> _GIVEN RECORDS_:

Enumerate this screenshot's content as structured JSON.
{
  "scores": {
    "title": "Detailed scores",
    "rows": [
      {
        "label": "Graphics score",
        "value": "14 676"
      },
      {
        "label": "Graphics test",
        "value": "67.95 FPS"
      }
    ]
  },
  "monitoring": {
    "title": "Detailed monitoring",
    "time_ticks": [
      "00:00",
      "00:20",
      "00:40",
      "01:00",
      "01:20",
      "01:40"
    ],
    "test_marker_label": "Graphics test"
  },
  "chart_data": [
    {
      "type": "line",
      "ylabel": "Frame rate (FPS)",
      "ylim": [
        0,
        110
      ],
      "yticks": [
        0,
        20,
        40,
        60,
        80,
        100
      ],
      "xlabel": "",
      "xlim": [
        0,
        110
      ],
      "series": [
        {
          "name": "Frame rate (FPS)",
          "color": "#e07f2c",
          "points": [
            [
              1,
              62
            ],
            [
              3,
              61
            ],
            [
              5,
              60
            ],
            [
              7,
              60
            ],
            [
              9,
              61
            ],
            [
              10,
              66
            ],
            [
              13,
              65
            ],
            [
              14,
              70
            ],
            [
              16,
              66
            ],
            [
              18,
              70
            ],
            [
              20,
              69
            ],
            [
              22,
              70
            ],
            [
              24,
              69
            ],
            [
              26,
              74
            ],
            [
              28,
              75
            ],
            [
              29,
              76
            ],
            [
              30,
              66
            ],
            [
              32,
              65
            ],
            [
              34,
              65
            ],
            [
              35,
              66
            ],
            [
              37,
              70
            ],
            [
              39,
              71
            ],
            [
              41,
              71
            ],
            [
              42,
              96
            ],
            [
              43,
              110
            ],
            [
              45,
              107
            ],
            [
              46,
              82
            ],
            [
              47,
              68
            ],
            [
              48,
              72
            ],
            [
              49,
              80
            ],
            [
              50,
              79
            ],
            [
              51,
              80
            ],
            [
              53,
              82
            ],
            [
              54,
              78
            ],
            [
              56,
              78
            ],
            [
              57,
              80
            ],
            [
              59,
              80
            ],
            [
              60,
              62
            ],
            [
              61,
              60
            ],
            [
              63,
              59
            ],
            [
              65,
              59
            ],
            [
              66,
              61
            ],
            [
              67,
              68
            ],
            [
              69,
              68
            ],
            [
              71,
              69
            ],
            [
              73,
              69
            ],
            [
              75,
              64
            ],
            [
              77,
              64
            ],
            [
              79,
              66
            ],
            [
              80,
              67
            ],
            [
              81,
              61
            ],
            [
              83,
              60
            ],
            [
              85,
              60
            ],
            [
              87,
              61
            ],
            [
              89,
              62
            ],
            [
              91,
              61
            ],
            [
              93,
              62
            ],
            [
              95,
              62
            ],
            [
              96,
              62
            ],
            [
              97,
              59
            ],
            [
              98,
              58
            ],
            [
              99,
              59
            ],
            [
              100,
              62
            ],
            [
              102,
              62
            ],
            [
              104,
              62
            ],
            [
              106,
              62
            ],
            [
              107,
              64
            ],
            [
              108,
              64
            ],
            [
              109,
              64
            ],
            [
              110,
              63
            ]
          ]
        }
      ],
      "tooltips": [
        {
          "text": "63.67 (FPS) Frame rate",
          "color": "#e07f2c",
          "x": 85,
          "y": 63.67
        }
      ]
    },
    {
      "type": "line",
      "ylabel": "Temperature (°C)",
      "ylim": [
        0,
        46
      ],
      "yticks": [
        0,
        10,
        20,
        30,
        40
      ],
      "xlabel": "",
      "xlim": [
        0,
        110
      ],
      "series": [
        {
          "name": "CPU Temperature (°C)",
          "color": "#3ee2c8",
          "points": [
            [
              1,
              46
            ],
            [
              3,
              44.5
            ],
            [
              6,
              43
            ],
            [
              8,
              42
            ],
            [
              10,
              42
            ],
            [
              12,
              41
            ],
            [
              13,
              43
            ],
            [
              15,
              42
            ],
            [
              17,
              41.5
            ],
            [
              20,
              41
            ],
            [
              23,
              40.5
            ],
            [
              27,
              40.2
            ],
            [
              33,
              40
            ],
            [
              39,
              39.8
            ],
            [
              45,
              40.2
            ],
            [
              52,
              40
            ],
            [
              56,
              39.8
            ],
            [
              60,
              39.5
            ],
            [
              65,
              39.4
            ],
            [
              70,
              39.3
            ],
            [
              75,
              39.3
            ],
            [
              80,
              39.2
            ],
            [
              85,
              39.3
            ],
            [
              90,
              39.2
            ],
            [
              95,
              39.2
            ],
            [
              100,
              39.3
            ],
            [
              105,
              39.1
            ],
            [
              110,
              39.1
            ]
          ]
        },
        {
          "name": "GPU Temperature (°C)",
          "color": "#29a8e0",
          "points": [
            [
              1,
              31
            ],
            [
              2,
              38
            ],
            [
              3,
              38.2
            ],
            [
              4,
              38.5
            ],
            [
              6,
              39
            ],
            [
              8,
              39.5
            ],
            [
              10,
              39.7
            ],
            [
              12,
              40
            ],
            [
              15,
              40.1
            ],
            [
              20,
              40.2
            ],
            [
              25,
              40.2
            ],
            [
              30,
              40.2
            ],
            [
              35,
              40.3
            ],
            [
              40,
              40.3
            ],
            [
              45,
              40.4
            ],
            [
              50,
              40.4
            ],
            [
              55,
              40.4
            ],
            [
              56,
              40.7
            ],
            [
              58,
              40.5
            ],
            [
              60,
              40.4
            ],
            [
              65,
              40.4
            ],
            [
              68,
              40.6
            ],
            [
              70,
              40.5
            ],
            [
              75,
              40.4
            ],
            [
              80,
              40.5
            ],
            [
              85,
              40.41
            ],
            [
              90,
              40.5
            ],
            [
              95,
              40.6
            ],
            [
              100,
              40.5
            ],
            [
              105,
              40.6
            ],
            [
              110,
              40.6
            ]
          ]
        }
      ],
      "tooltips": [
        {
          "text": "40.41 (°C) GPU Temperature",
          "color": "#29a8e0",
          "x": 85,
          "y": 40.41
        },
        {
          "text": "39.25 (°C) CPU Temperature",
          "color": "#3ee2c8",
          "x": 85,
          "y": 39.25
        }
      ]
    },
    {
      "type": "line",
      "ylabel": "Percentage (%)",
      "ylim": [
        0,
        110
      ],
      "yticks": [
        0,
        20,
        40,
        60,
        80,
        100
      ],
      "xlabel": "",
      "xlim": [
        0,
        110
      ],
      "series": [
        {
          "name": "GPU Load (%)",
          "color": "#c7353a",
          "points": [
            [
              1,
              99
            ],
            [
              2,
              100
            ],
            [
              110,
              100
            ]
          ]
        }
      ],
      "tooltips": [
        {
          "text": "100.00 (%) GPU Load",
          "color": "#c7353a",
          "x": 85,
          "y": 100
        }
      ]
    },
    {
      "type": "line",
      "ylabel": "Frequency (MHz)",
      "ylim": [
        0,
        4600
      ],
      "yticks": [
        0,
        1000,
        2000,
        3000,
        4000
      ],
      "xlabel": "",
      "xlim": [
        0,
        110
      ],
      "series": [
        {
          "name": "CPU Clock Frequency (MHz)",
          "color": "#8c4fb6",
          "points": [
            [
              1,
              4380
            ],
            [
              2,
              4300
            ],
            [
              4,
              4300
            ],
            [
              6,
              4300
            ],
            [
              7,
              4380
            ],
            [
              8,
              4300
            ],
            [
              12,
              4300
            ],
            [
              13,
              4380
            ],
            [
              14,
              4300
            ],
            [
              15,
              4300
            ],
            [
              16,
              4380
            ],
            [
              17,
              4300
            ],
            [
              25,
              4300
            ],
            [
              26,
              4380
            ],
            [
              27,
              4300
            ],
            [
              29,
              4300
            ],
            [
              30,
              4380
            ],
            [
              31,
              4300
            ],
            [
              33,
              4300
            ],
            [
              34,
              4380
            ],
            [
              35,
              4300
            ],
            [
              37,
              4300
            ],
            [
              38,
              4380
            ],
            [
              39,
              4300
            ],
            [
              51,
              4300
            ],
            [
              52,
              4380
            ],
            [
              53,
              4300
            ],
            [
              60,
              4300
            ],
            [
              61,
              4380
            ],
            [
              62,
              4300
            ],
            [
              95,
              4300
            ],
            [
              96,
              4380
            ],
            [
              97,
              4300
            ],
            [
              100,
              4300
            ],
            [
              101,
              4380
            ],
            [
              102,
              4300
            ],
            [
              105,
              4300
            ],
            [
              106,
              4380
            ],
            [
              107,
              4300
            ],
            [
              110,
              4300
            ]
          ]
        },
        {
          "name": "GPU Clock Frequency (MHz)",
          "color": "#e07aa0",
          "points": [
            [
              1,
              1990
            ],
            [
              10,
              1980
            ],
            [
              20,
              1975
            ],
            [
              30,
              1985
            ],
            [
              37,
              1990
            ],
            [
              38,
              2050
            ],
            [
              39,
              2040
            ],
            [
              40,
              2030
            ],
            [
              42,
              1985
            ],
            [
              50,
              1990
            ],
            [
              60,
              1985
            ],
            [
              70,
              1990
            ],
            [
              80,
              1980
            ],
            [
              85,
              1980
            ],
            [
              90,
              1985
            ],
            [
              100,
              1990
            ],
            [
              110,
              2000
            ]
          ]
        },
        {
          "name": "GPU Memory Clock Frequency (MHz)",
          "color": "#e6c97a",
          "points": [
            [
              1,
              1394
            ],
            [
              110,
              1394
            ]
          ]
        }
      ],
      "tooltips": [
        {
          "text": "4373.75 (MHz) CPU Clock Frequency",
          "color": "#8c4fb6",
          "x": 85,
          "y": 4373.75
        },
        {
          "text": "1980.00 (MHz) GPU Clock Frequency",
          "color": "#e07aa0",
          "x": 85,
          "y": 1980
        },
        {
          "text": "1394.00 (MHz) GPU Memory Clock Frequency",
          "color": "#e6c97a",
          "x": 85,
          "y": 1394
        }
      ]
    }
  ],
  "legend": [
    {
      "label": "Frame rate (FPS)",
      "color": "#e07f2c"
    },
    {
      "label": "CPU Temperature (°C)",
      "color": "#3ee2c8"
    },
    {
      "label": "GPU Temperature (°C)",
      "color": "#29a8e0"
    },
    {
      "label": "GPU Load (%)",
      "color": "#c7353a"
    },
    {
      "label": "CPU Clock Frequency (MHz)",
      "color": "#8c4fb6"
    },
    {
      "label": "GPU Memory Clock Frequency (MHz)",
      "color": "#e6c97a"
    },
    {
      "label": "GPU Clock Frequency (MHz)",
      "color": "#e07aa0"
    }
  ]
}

> _STATED EXERCISE_: Go through the lines above. Select every one that has the string "Temperature".

> _FINISHED EXERCISE_:
      "ylabel": "Temperature (°C)",
          "name": "CPU Temperature (°C)",
          "name": "GPU Temperature (°C)",
          "text": "40.41 (°C) GPU Temperature",
          "text": "39.25 (°C) CPU Temperature",
      "label": "CPU Temperature (°C)",
      "label": "GPU Temperature (°C)",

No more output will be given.